• **Exercise**: Reproduce the material word for word; the images stay out.

(Records from a collection)
================
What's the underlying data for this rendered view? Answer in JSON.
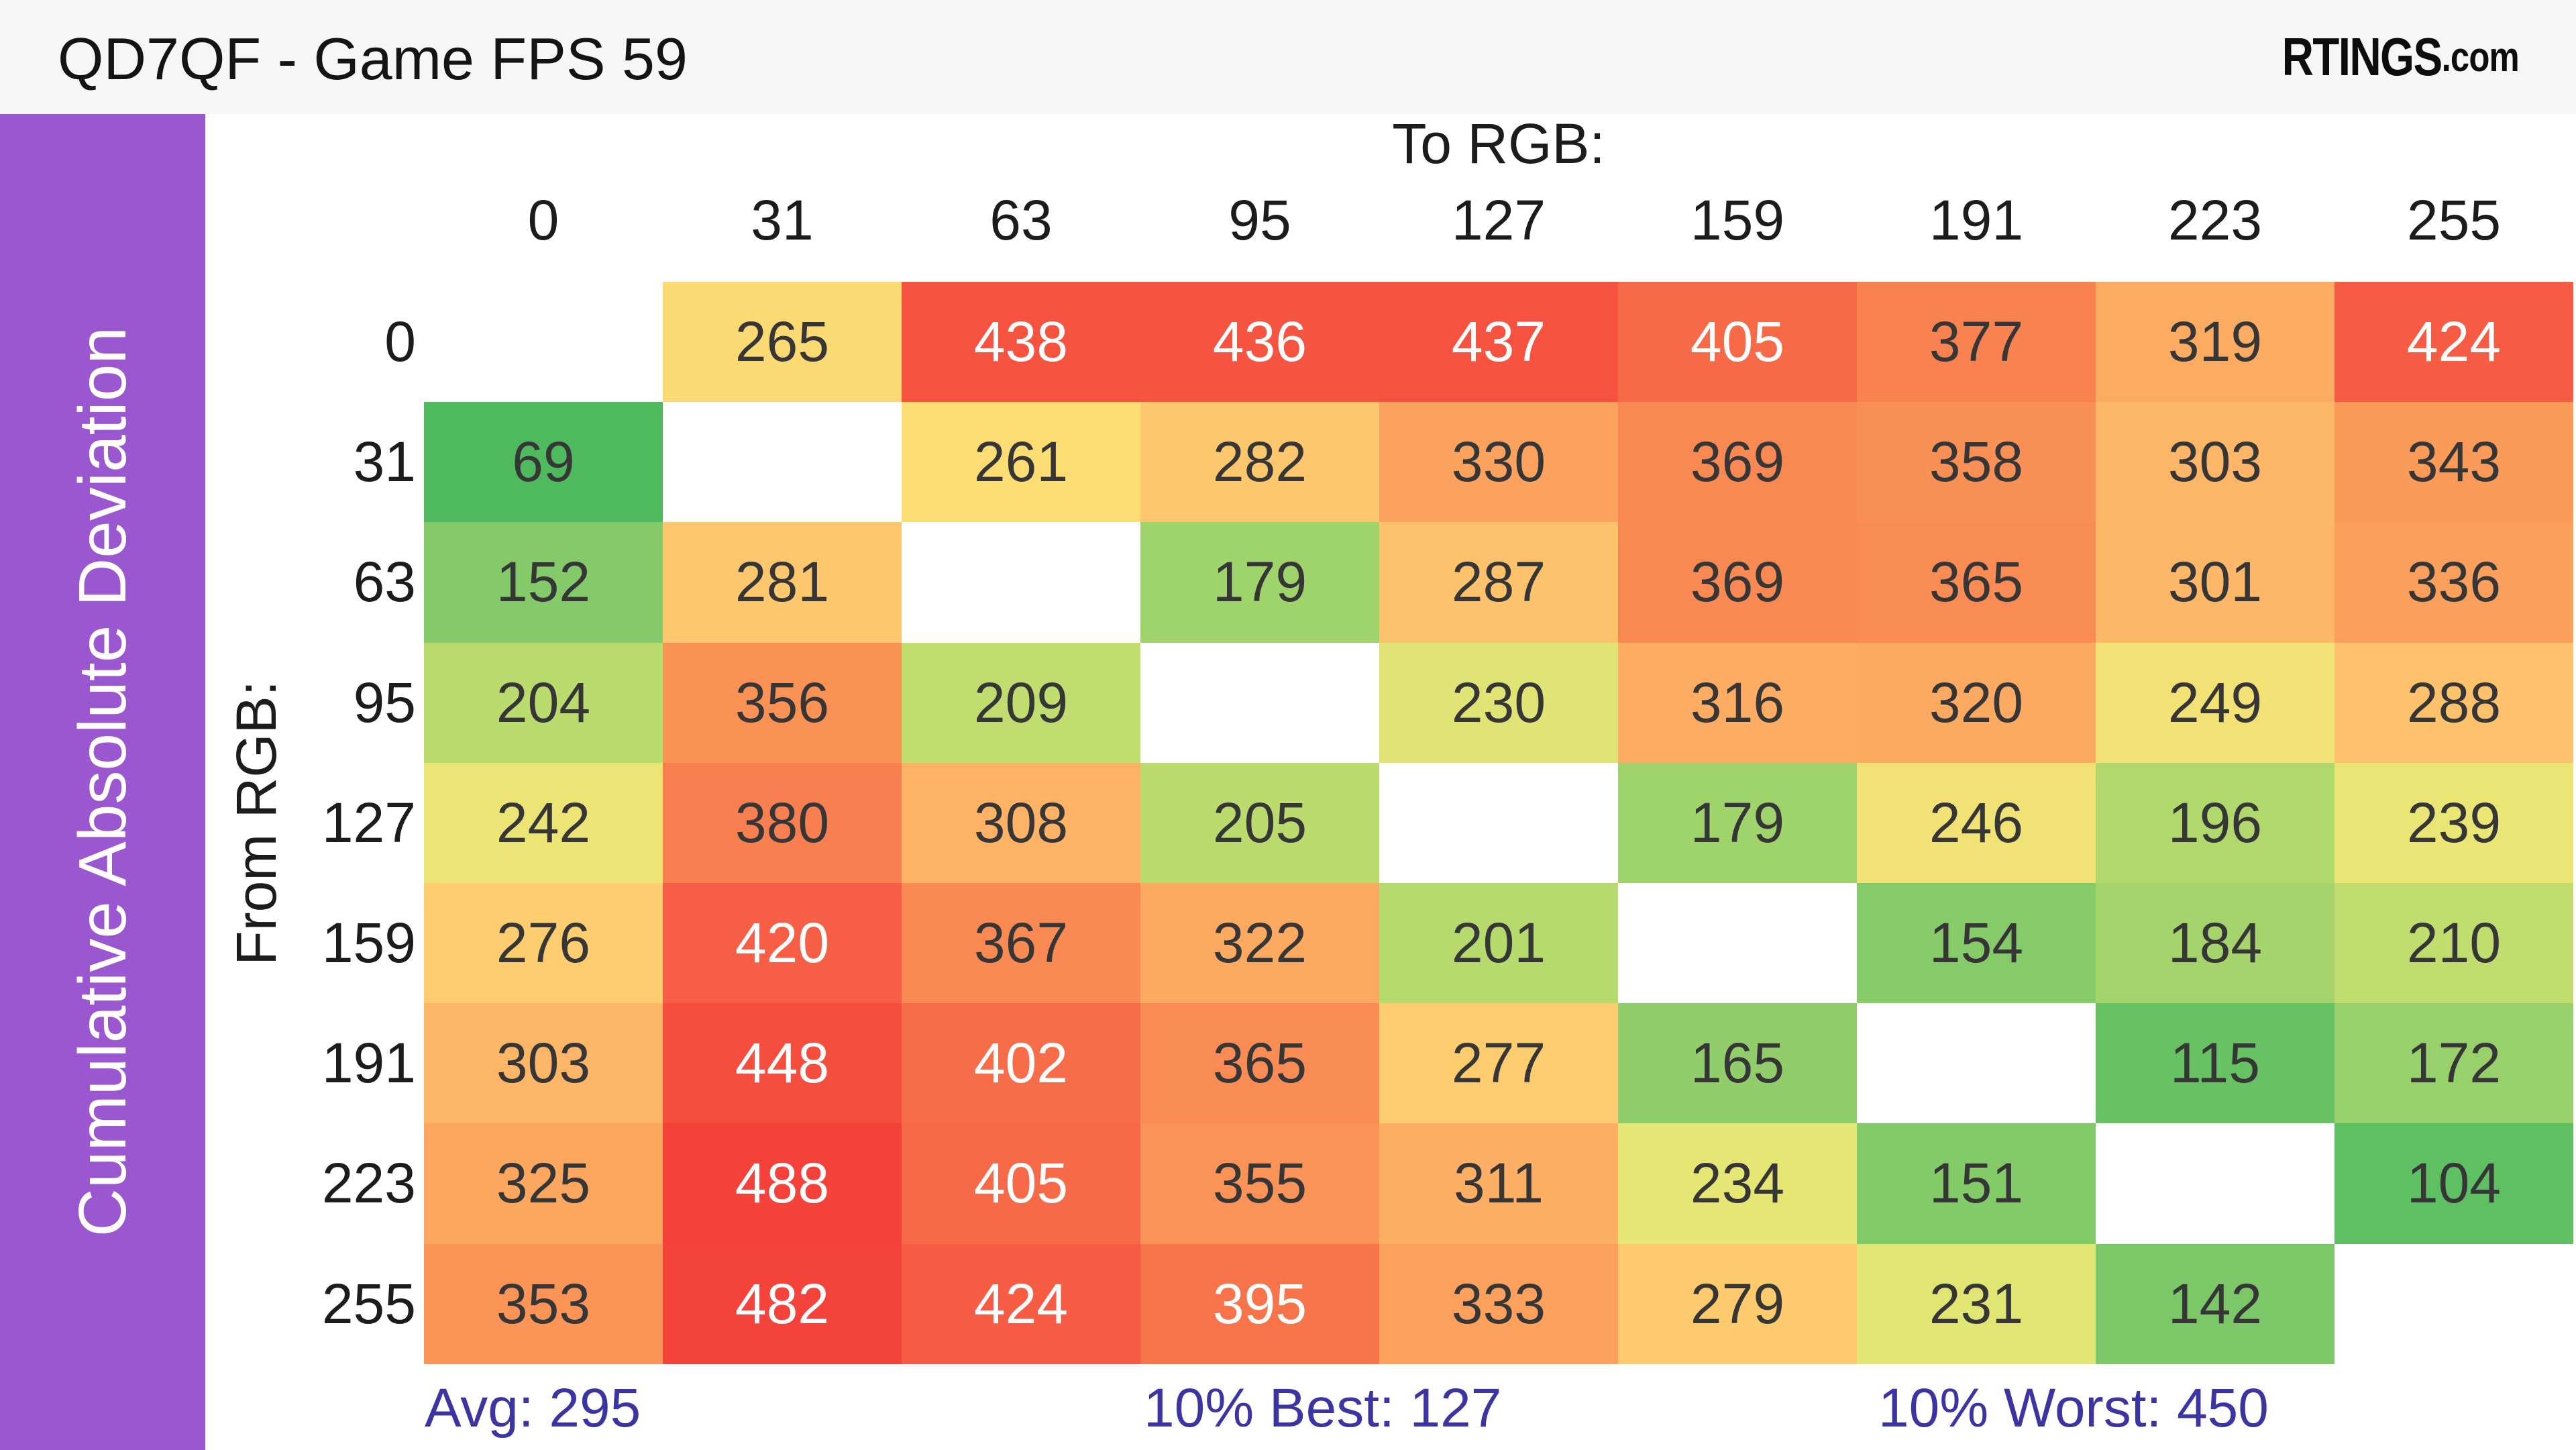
{
  "header": {
    "title": "QD7QF - Game FPS 59",
    "logo_main": "RTINGS",
    "logo_suffix": ".com"
  },
  "sidebar": {
    "label": "Cumulative Absolute Deviation",
    "color": "#9b57d0"
  },
  "chart_data": {
    "type": "heatmap",
    "title": "QD7QF - Game FPS 59",
    "x_axis_label": "To RGB:",
    "y_axis_label": "From RGB:",
    "columns": [
      "0",
      "31",
      "63",
      "95",
      "127",
      "159",
      "191",
      "223",
      "255"
    ],
    "rows": [
      "0",
      "31",
      "63",
      "95",
      "127",
      "159",
      "191",
      "223",
      "255"
    ],
    "values": [
      [
        null,
        265,
        438,
        436,
        437,
        405,
        377,
        319,
        424
      ],
      [
        69,
        null,
        261,
        282,
        330,
        369,
        358,
        303,
        343
      ],
      [
        152,
        281,
        null,
        179,
        287,
        369,
        365,
        301,
        336
      ],
      [
        204,
        356,
        209,
        null,
        230,
        316,
        320,
        249,
        288
      ],
      [
        242,
        380,
        308,
        205,
        null,
        179,
        246,
        196,
        239
      ],
      [
        276,
        420,
        367,
        322,
        201,
        null,
        154,
        184,
        210
      ],
      [
        303,
        448,
        402,
        365,
        277,
        165,
        null,
        115,
        172
      ],
      [
        325,
        488,
        405,
        355,
        311,
        234,
        151,
        null,
        104
      ],
      [
        353,
        482,
        424,
        395,
        333,
        279,
        231,
        142,
        null
      ]
    ],
    "colormap": {
      "stops": [
        [
          60,
          "#4bb95c"
        ],
        [
          105,
          "#5fc063"
        ],
        [
          155,
          "#86cb6a"
        ],
        [
          205,
          "#bbdb6e"
        ],
        [
          235,
          "#e7e675"
        ],
        [
          262,
          "#fcdd74"
        ],
        [
          278,
          "#fdcb6e"
        ],
        [
          305,
          "#fdb467"
        ],
        [
          335,
          "#fba05c"
        ],
        [
          365,
          "#f98c54"
        ],
        [
          390,
          "#f7774b"
        ],
        [
          415,
          "#f66146"
        ],
        [
          445,
          "#f54e3e"
        ],
        [
          500,
          "#f43d38"
        ]
      ],
      "white_text_threshold": 390,
      "diagonal_color": "#ffffff"
    },
    "legend_position": "none",
    "grid": false
  },
  "stats": {
    "avg_label": "Avg: 295",
    "best_label": "10% Best: 127",
    "worst_label": "10% Worst: 450",
    "color": "#3b35a3"
  }
}
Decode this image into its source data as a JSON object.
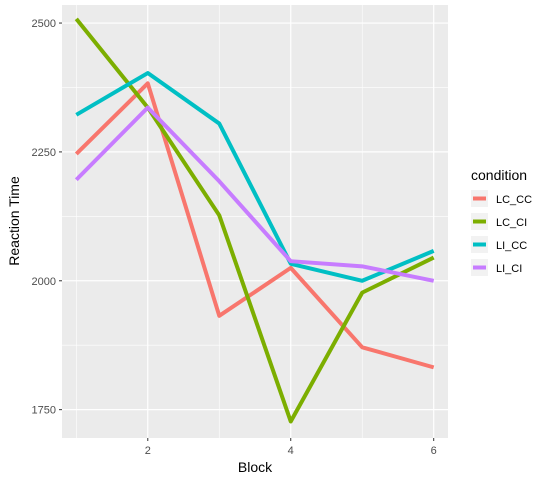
{
  "chart_data": {
    "type": "line",
    "xlabel": "Block",
    "ylabel": "Reaction Time",
    "x": [
      1,
      2,
      3,
      4,
      5,
      6
    ],
    "xlim": [
      0.8,
      6.2
    ],
    "ylim": [
      1695,
      2535
    ],
    "x_ticks": [
      2,
      4,
      6
    ],
    "y_ticks": [
      1750,
      2000,
      2250,
      2500
    ],
    "grid": true,
    "legend": {
      "title": "condition",
      "position": "right"
    },
    "series": [
      {
        "name": "LC_CC",
        "color": "#F8766D",
        "values": [
          2246,
          2383,
          1932,
          2025,
          1871,
          1832
        ]
      },
      {
        "name": "LC_CI",
        "color": "#7CAE00",
        "values": [
          2508,
          2336,
          2127,
          1727,
          1977,
          2045
        ]
      },
      {
        "name": "LI_CC",
        "color": "#00BFC4",
        "values": [
          2322,
          2403,
          2305,
          2033,
          2000,
          2058
        ]
      },
      {
        "name": "LI_CI",
        "color": "#C77CFF",
        "values": [
          2196,
          2336,
          2193,
          2038,
          2028,
          2000
        ]
      }
    ]
  }
}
================
• **Result of this task**:
What's the underlying data for this rendered view? Answer in JSON.
{
  "header": {
    "title": "QD7QF - Game FPS 59",
    "logo_main": "RTINGS",
    "logo_suffix": ".com"
  },
  "sidebar": {
    "label": "Cumulative Absolute Deviation",
    "color": "#9b57d0"
  },
  "chart_data": {
    "type": "heatmap",
    "title": "QD7QF - Game FPS 59",
    "x_axis_label": "To RGB:",
    "y_axis_label": "From RGB:",
    "columns": [
      "0",
      "31",
      "63",
      "95",
      "127",
      "159",
      "191",
      "223",
      "255"
    ],
    "rows": [
      "0",
      "31",
      "63",
      "95",
      "127",
      "159",
      "191",
      "223",
      "255"
    ],
    "values": [
      [
        null,
        265,
        438,
        436,
        437,
        405,
        377,
        319,
        424
      ],
      [
        69,
        null,
        261,
        282,
        330,
        369,
        358,
        303,
        343
      ],
      [
        152,
        281,
        null,
        179,
        287,
        369,
        365,
        301,
        336
      ],
      [
        204,
        356,
        209,
        null,
        230,
        316,
        320,
        249,
        288
      ],
      [
        242,
        380,
        308,
        205,
        null,
        179,
        246,
        196,
        239
      ],
      [
        276,
        420,
        367,
        322,
        201,
        null,
        154,
        184,
        210
      ],
      [
        303,
        448,
        402,
        365,
        277,
        165,
        null,
        115,
        172
      ],
      [
        325,
        488,
        405,
        355,
        311,
        234,
        151,
        null,
        104
      ],
      [
        353,
        482,
        424,
        395,
        333,
        279,
        231,
        142,
        null
      ]
    ],
    "colormap": {
      "stops": [
        [
          60,
          "#4bb95c"
        ],
        [
          105,
          "#5fc063"
        ],
        [
          155,
          "#86cb6a"
        ],
        [
          205,
          "#bbdb6e"
        ],
        [
          235,
          "#e7e675"
        ],
        [
          262,
          "#fcdd74"
        ],
        [
          278,
          "#fdcb6e"
        ],
        [
          305,
          "#fdb467"
        ],
        [
          335,
          "#fba05c"
        ],
        [
          365,
          "#f98c54"
        ],
        [
          390,
          "#f7774b"
        ],
        [
          415,
          "#f66146"
        ],
        [
          445,
          "#f54e3e"
        ],
        [
          500,
          "#f43d38"
        ]
      ],
      "white_text_threshold": 390,
      "diagonal_color": "#ffffff"
    },
    "legend_position": "none",
    "grid": false
  },
  "stats": {
    "avg_label": "Avg: 295",
    "best_label": "10% Best: 127",
    "worst_label": "10% Worst: 450",
    "color": "#3b35a3"
  }
}
Decode this image into its source data as a JSON object.
{
  "chart_data": {
    "type": "line",
    "xlabel": "Block",
    "ylabel": "Reaction Time",
    "x": [
      1,
      2,
      3,
      4,
      5,
      6
    ],
    "xlim": [
      0.8,
      6.2
    ],
    "ylim": [
      1695,
      2535
    ],
    "x_ticks": [
      2,
      4,
      6
    ],
    "y_ticks": [
      1750,
      2000,
      2250,
      2500
    ],
    "grid": true,
    "legend": {
      "title": "condition",
      "position": "right"
    },
    "series": [
      {
        "name": "LC_CC",
        "color": "#F8766D",
        "values": [
          2246,
          2383,
          1932,
          2025,
          1871,
          1832
        ]
      },
      {
        "name": "LC_CI",
        "color": "#7CAE00",
        "values": [
          2508,
          2336,
          2127,
          1727,
          1977,
          2045
        ]
      },
      {
        "name": "LI_CC",
        "color": "#00BFC4",
        "values": [
          2322,
          2403,
          2305,
          2033,
          2000,
          2058
        ]
      },
      {
        "name": "LI_CI",
        "color": "#C77CFF",
        "values": [
          2196,
          2336,
          2193,
          2038,
          2028,
          2000
        ]
      }
    ]
  }
}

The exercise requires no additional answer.